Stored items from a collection
::::::::::
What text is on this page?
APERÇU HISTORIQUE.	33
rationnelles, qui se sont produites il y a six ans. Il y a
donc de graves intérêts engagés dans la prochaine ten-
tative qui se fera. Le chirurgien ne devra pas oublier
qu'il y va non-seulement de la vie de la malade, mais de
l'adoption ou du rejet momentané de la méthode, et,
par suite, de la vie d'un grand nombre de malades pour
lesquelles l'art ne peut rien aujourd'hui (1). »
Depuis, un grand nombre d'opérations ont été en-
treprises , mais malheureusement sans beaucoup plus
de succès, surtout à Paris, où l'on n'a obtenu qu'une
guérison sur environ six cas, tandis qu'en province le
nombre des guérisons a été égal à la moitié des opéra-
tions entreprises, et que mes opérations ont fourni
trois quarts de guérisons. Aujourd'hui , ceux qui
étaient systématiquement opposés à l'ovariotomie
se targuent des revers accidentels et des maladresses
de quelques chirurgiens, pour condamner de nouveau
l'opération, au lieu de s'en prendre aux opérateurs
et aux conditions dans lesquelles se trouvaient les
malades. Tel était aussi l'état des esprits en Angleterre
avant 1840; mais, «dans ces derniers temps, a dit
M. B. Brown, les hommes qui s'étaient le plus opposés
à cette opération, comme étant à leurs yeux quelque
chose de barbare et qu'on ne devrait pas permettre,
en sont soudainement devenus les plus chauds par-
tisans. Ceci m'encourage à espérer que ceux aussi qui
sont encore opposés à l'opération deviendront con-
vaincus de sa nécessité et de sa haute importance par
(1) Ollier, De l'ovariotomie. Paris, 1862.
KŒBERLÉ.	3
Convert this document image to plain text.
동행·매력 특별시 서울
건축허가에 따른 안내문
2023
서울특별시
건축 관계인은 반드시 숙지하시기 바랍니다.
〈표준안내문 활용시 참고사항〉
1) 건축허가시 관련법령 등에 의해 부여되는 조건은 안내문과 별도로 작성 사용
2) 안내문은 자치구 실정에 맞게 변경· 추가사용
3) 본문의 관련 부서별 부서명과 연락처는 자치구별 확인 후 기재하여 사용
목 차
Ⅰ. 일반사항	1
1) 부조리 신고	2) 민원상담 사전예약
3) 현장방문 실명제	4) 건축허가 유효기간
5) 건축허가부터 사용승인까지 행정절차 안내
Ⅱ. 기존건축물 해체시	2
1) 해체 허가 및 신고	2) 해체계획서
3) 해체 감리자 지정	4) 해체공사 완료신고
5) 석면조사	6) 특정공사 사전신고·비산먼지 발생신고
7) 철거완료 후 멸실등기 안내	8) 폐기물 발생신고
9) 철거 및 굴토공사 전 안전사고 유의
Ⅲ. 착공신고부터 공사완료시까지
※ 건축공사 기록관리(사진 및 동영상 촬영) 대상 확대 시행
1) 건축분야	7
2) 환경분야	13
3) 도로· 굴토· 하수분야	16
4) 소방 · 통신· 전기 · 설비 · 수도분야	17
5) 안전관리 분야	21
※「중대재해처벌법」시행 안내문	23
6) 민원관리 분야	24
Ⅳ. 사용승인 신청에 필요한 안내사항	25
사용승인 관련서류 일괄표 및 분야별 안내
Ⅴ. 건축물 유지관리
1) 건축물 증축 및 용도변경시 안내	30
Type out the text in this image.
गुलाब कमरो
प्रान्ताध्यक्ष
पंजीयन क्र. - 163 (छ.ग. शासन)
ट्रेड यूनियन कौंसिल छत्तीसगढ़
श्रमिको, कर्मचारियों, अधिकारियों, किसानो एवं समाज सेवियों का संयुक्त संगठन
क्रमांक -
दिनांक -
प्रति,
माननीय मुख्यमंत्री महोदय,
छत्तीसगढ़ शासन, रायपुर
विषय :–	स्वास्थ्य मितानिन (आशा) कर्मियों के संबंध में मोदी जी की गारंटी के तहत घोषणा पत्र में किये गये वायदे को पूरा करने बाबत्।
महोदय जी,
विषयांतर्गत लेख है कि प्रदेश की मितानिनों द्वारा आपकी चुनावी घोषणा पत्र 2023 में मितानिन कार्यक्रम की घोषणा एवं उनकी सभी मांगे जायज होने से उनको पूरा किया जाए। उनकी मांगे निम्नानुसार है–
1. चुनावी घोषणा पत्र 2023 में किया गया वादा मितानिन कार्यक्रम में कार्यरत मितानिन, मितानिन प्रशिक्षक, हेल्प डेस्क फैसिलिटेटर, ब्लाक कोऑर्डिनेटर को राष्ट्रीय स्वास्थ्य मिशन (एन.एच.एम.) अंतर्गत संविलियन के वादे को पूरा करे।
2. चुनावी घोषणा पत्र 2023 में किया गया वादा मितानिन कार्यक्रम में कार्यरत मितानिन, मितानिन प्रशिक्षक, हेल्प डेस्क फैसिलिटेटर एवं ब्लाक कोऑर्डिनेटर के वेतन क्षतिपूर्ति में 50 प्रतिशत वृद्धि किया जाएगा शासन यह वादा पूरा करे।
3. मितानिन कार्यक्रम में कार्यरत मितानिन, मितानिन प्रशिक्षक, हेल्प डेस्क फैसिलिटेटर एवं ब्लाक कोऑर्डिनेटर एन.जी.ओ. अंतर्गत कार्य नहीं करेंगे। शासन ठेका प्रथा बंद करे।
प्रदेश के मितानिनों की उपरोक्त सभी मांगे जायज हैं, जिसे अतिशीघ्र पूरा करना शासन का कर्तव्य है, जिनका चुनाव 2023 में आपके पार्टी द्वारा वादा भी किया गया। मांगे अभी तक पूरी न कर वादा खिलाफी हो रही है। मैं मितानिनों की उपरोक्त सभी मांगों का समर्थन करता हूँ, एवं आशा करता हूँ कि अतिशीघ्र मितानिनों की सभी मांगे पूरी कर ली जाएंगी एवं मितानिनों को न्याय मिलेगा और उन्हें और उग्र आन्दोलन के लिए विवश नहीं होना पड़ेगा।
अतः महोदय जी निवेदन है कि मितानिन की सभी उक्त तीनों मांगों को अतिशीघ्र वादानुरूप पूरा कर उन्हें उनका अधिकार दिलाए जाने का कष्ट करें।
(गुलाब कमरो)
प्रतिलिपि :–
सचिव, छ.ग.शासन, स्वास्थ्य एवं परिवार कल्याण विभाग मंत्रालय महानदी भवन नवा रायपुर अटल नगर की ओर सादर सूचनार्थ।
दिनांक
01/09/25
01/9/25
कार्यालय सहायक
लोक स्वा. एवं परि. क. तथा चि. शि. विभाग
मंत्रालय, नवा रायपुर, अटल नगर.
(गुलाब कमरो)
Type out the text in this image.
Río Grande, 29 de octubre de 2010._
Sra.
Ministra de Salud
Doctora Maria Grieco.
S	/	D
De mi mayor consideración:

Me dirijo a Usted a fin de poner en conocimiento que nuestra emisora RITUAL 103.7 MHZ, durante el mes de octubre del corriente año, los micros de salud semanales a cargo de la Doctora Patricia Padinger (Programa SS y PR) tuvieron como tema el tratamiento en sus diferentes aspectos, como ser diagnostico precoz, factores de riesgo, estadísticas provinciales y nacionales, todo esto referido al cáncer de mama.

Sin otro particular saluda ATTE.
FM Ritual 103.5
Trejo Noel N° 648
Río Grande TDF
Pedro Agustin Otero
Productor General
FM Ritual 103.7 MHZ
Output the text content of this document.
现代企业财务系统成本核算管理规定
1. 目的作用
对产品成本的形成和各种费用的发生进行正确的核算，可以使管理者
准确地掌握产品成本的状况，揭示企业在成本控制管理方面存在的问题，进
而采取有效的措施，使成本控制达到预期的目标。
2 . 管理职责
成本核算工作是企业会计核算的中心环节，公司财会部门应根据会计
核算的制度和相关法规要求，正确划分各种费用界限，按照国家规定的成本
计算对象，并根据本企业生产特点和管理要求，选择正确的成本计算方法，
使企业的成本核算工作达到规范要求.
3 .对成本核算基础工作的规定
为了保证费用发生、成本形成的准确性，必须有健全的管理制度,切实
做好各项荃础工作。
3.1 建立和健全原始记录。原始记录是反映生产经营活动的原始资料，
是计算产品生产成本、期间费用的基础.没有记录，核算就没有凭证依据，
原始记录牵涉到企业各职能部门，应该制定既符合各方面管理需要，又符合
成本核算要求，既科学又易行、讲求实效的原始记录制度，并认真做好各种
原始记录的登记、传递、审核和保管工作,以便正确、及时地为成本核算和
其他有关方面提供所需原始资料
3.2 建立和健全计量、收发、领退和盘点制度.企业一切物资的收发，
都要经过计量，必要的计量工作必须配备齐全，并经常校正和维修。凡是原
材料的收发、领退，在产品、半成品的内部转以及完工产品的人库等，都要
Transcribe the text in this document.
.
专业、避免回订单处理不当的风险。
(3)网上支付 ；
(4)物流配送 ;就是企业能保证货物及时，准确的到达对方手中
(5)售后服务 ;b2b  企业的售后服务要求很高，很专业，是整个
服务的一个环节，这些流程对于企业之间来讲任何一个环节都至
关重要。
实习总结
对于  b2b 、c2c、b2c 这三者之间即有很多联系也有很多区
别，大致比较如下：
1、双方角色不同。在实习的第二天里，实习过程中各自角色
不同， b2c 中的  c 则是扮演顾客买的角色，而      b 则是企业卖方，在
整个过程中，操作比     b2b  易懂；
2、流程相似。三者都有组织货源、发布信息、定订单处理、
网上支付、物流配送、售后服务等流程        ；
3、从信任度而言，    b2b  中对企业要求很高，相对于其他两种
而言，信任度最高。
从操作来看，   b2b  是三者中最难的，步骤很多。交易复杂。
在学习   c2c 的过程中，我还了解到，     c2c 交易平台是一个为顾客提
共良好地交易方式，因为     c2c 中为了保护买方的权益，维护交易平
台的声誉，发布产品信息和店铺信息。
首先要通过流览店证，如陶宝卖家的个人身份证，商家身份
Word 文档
::::::::::
Search the records for the word "aussi" and copy every line where it occurs.

* **Task result**
malades. Tel était aussi l'état des esprits en Angleterre
tisans. Ceci m'encourage à espérer que ceux aussi qui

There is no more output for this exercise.